MATERIAL FOR THIS EXERCISE >>
++++++++
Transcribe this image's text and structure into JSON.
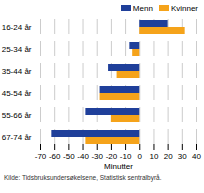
{
  "chart_data": {
    "type": "bar",
    "orientation": "horizontal",
    "categories": [
      "16-24 år",
      "25-34 år",
      "35-44 år",
      "45-54 år",
      "55-66 år",
      "67-74 år"
    ],
    "series": [
      {
        "name": "Menn",
        "color": "#1f3f9a",
        "values": [
          20,
          -7,
          -22,
          -28,
          -38,
          -62
        ]
      },
      {
        "name": "Kvinner",
        "color": "#f5a31a",
        "values": [
          32,
          -5,
          -16,
          -28,
          -20,
          -38
        ]
      }
    ],
    "x_label": "Minutter",
    "xlim": [
      -70,
      40
    ],
    "xticks": [
      -70,
      -60,
      -50,
      -40,
      -30,
      -20,
      -10,
      0,
      10,
      20,
      30,
      40
    ],
    "grid": true,
    "legend": "top-right",
    "caption": "Kilde: Tidsbruksundersøkelsene, Statistisk sentralbyrå."
  }
}
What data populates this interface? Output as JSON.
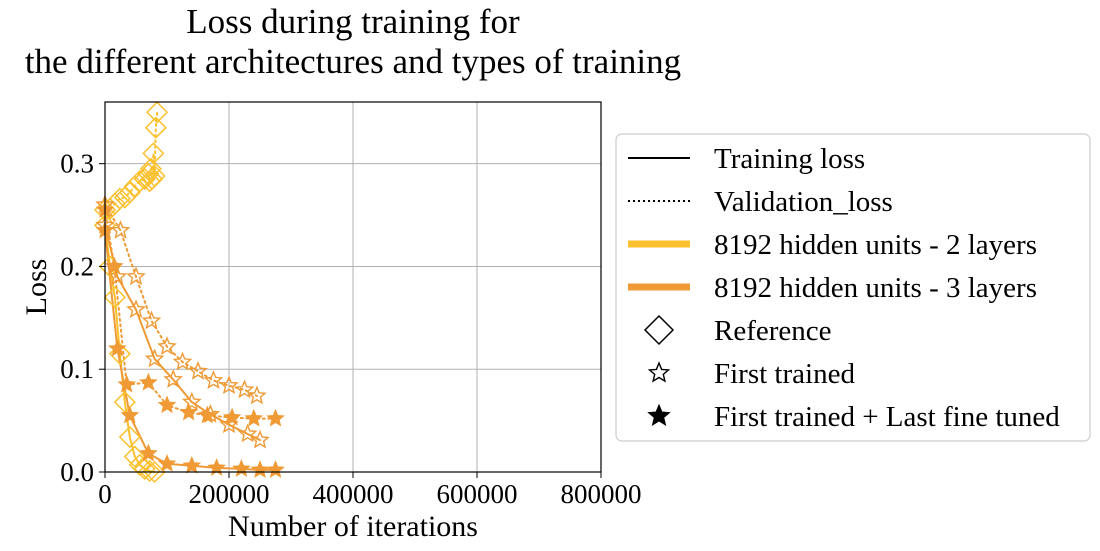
{
  "chart_data": {
    "type": "line",
    "title_line1": "Loss during training for",
    "title_line2": "the different architectures and types of training",
    "xlabel": "Number of iterations",
    "ylabel": "Loss",
    "xlim": [
      0,
      800000
    ],
    "ylim": [
      0,
      0.36
    ],
    "xticks": [
      0,
      200000,
      400000,
      600000,
      800000
    ],
    "xtick_labels": [
      "0",
      "200000",
      "400000",
      "600000",
      "800000"
    ],
    "yticks": [
      0.0,
      0.1,
      0.2,
      0.3
    ],
    "ytick_labels": [
      "0.0",
      "0.1",
      "0.2",
      "0.3"
    ],
    "grid": true,
    "legend_position": "right-outside",
    "colors": {
      "two_layers": "#fbc02d",
      "three_layers": "#ef9a35"
    },
    "legend": [
      {
        "label": "Training loss",
        "kind": "solid-line"
      },
      {
        "label": "Validation_loss",
        "kind": "dotted-line"
      },
      {
        "label": "8192 hidden units - 2 layers",
        "kind": "thick-line",
        "color": "#fbc02d"
      },
      {
        "label": "8192 hidden units - 3 layers",
        "kind": "thick-line",
        "color": "#ef9a35"
      },
      {
        "label": "Reference",
        "kind": "diamond-marker"
      },
      {
        "label": "First trained",
        "kind": "hollow-star-marker"
      },
      {
        "label": "First trained + Last fine tuned",
        "kind": "filled-star-marker"
      }
    ],
    "series": [
      {
        "architecture": "2 layers",
        "training": "Reference",
        "loss": "training",
        "color": "#fbc02d",
        "marker": "diamond",
        "style": "solid",
        "x": [
          0,
          8000,
          16000,
          24000,
          32000,
          40000,
          48000,
          56000,
          64000,
          72000,
          80000
        ],
        "y": [
          0.24,
          0.2,
          0.17,
          0.115,
          0.068,
          0.034,
          0.015,
          0.007,
          0.003,
          0.001,
          0.0
        ]
      },
      {
        "architecture": "2 layers",
        "training": "Reference",
        "loss": "validation",
        "color": "#fbc02d",
        "marker": "diamond",
        "style": "dotted",
        "x": [
          0,
          8000,
          16000,
          24000,
          32000,
          40000,
          48000,
          56000,
          64000,
          70000,
          72000,
          74000,
          76000,
          78000,
          80000,
          82000,
          84000
        ],
        "y": [
          0.255,
          0.256,
          0.261,
          0.266,
          0.267,
          0.272,
          0.278,
          0.283,
          0.285,
          0.29,
          0.283,
          0.295,
          0.285,
          0.31,
          0.288,
          0.335,
          0.35
        ]
      },
      {
        "architecture": "3 layers",
        "training": "First trained",
        "loss": "training",
        "color": "#ef9a35",
        "marker": "hollow-star",
        "style": "solid",
        "x": [
          0,
          20000,
          50000,
          80000,
          110000,
          140000,
          170000,
          200000,
          230000,
          250000
        ],
        "y": [
          0.24,
          0.19,
          0.158,
          0.11,
          0.09,
          0.068,
          0.056,
          0.046,
          0.037,
          0.031
        ]
      },
      {
        "architecture": "3 layers",
        "training": "First trained",
        "loss": "validation",
        "color": "#ef9a35",
        "marker": "hollow-star",
        "style": "dotted",
        "x": [
          0,
          25000,
          50000,
          75000,
          100000,
          125000,
          150000,
          175000,
          200000,
          225000,
          245000
        ],
        "y": [
          0.26,
          0.235,
          0.19,
          0.147,
          0.122,
          0.107,
          0.098,
          0.089,
          0.084,
          0.08,
          0.074
        ]
      },
      {
        "architecture": "3 layers",
        "training": "First trained + Last fine tuned",
        "loss": "training",
        "color": "#ef9a35",
        "marker": "filled-star",
        "style": "solid",
        "x": [
          0,
          20000,
          40000,
          70000,
          100000,
          140000,
          180000,
          220000,
          250000,
          275000
        ],
        "y": [
          0.235,
          0.12,
          0.055,
          0.018,
          0.008,
          0.006,
          0.004,
          0.003,
          0.002,
          0.002
        ]
      },
      {
        "architecture": "3 layers",
        "training": "First trained + Last fine tuned",
        "loss": "validation",
        "color": "#ef9a35",
        "marker": "filled-star",
        "style": "dotted",
        "x": [
          0,
          15000,
          35000,
          70000,
          100000,
          135000,
          165000,
          205000,
          240000,
          275000
        ],
        "y": [
          0.255,
          0.2,
          0.085,
          0.087,
          0.065,
          0.058,
          0.055,
          0.053,
          0.052,
          0.052
        ]
      }
    ]
  }
}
++++++++
STATED TASK >> Without including any pictures, print all of the material exactly as given.

ANSWER TO THIS EXERCISE >>
Transcribe this image's text and structure into JSON.
{
  "chart_data": {
    "type": "bar",
    "orientation": "horizontal",
    "categories": [
      "16-24 år",
      "25-34 år",
      "35-44 år",
      "45-54 år",
      "55-66 år",
      "67-74 år"
    ],
    "series": [
      {
        "name": "Menn",
        "color": "#1f3f9a",
        "values": [
          20,
          -7,
          -22,
          -28,
          -38,
          -62
        ]
      },
      {
        "name": "Kvinner",
        "color": "#f5a31a",
        "values": [
          32,
          -5,
          -16,
          -28,
          -20,
          -38
        ]
      }
    ],
    "x_label": "Minutter",
    "xlim": [
      -70,
      40
    ],
    "xticks": [
      -70,
      -60,
      -50,
      -40,
      -30,
      -20,
      -10,
      0,
      10,
      20,
      30,
      40
    ],
    "grid": true,
    "legend": "top-right",
    "caption": "Kilde: Tidsbruksundersøkelsene, Statistisk sentralbyrå."
  }
}
What data populates this interface? Output as JSON.
{
  "chart_data": {
    "type": "line",
    "title_line1": "Loss during training for",
    "title_line2": "the different architectures and types of training",
    "xlabel": "Number of iterations",
    "ylabel": "Loss",
    "xlim": [
      0,
      800000
    ],
    "ylim": [
      0,
      0.36
    ],
    "xticks": [
      0,
      200000,
      400000,
      600000,
      800000
    ],
    "xtick_labels": [
      "0",
      "200000",
      "400000",
      "600000",
      "800000"
    ],
    "yticks": [
      0.0,
      0.1,
      0.2,
      0.3
    ],
    "ytick_labels": [
      "0.0",
      "0.1",
      "0.2",
      "0.3"
    ],
    "grid": true,
    "legend_position": "right-outside",
    "colors": {
      "two_layers": "#fbc02d",
      "three_layers": "#ef9a35"
    },
    "legend": [
      {
        "label": "Training loss",
        "kind": "solid-line"
      },
      {
        "label": "Validation_loss",
        "kind": "dotted-line"
      },
      {
        "label": "8192 hidden units - 2 layers",
        "kind": "thick-line",
        "color": "#fbc02d"
      },
      {
        "label": "8192 hidden units - 3 layers",
        "kind": "thick-line",
        "color": "#ef9a35"
      },
      {
        "label": "Reference",
        "kind": "diamond-marker"
      },
      {
        "label": "First trained",
        "kind": "hollow-star-marker"
      },
      {
        "label": "First trained + Last fine tuned",
        "kind": "filled-star-marker"
      }
    ],
    "series": [
      {
        "architecture": "2 layers",
        "training": "Reference",
        "loss": "training",
        "color": "#fbc02d",
        "marker": "diamond",
        "style": "solid",
        "x": [
          0,
          8000,
          16000,
          24000,
          32000,
          40000,
          48000,
          56000,
          64000,
          72000,
          80000
        ],
        "y": [
          0.24,
          0.2,
          0.17,
          0.115,
          0.068,
          0.034,
          0.015,
          0.007,
          0.003,
          0.001,
          0.0
        ]
      },
      {
        "architecture": "2 layers",
        "training": "Reference",
        "loss": "validation",
        "color": "#fbc02d",
        "marker": "diamond",
        "style": "dotted",
        "x": [
          0,
          8000,
          16000,
          24000,
          32000,
          40000,
          48000,
          56000,
          64000,
          70000,
          72000,
          74000,
          76000,
          78000,
          80000,
          82000,
          84000
        ],
        "y": [
          0.255,
          0.256,
          0.261,
          0.266,
          0.267,
          0.272,
          0.278,
          0.283,
          0.285,
          0.29,
          0.283,
          0.295,
          0.285,
          0.31,
          0.288,
          0.335,
          0.35
        ]
      },
      {
        "architecture": "3 layers",
        "training": "First trained",
        "loss": "training",
        "color": "#ef9a35",
        "marker": "hollow-star",
        "style": "solid",
        "x": [
          0,
          20000,
          50000,
          80000,
          110000,
          140000,
          170000,
          200000,
          230000,
          250000
        ],
        "y": [
          0.24,
          0.19,
          0.158,
          0.11,
          0.09,
          0.068,
          0.056,
          0.046,
          0.037,
          0.031
        ]
      },
      {
        "architecture": "3 layers",
        "training": "First trained",
        "loss": "validation",
        "color": "#ef9a35",
        "marker": "hollow-star",
        "style": "dotted",
        "x": [
          0,
          25000,
          50000,
          75000,
          100000,
          125000,
          150000,
          175000,
          200000,
          225000,
          245000
        ],
        "y": [
          0.26,
          0.235,
          0.19,
          0.147,
          0.122,
          0.107,
          0.098,
          0.089,
          0.084,
          0.08,
          0.074
        ]
      },
      {
        "architecture": "3 layers",
        "training": "First trained + Last fine tuned",
        "loss": "training",
        "color": "#ef9a35",
        "marker": "filled-star",
        "style": "solid",
        "x": [
          0,
          20000,
          40000,
          70000,
          100000,
          140000,
          180000,
          220000,
          250000,
          275000
        ],
        "y": [
          0.235,
          0.12,
          0.055,
          0.018,
          0.008,
          0.006,
          0.004,
          0.003,
          0.002,
          0.002
        ]
      },
      {
        "architecture": "3 layers",
        "training": "First trained + Last fine tuned",
        "loss": "validation",
        "color": "#ef9a35",
        "marker": "filled-star",
        "style": "dotted",
        "x": [
          0,
          15000,
          35000,
          70000,
          100000,
          135000,
          165000,
          205000,
          240000,
          275000
        ],
        "y": [
          0.255,
          0.2,
          0.085,
          0.087,
          0.065,
          0.058,
          0.055,
          0.053,
          0.052,
          0.052
        ]
      }
    ]
  }
}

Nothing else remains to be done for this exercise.